WORK TO BE COMPLETED -
Check each line of the listing, and copy it if it contains the word "glyph".

.....

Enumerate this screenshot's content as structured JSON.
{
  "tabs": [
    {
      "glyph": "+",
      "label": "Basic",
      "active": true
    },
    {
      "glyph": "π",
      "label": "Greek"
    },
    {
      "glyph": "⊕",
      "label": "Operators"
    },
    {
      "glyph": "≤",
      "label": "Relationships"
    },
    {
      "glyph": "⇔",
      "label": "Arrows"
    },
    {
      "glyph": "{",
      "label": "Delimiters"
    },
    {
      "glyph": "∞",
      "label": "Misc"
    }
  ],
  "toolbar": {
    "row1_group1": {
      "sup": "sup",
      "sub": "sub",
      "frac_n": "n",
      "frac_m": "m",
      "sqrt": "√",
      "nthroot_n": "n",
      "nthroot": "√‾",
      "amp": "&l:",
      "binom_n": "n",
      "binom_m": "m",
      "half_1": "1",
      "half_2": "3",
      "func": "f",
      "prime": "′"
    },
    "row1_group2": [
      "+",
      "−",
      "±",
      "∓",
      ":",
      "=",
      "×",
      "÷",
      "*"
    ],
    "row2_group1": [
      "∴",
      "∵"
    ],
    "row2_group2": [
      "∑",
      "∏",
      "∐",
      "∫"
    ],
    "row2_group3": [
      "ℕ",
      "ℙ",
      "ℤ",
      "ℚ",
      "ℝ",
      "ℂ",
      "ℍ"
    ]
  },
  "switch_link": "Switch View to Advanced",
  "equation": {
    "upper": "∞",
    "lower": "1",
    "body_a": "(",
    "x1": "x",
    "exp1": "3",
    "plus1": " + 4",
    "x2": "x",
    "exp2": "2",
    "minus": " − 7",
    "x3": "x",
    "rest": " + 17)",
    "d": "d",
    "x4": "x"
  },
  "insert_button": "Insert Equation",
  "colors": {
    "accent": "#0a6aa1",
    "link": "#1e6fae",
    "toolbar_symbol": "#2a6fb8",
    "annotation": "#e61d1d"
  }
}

.....

SOLUTION TO THIS EXERCISE -
      "glyph": "+",
      "glyph": "π",
      "glyph": "⊕",
      "glyph": "≤",
      "glyph": "⇔",
      "glyph": "{",
      "glyph": "∞",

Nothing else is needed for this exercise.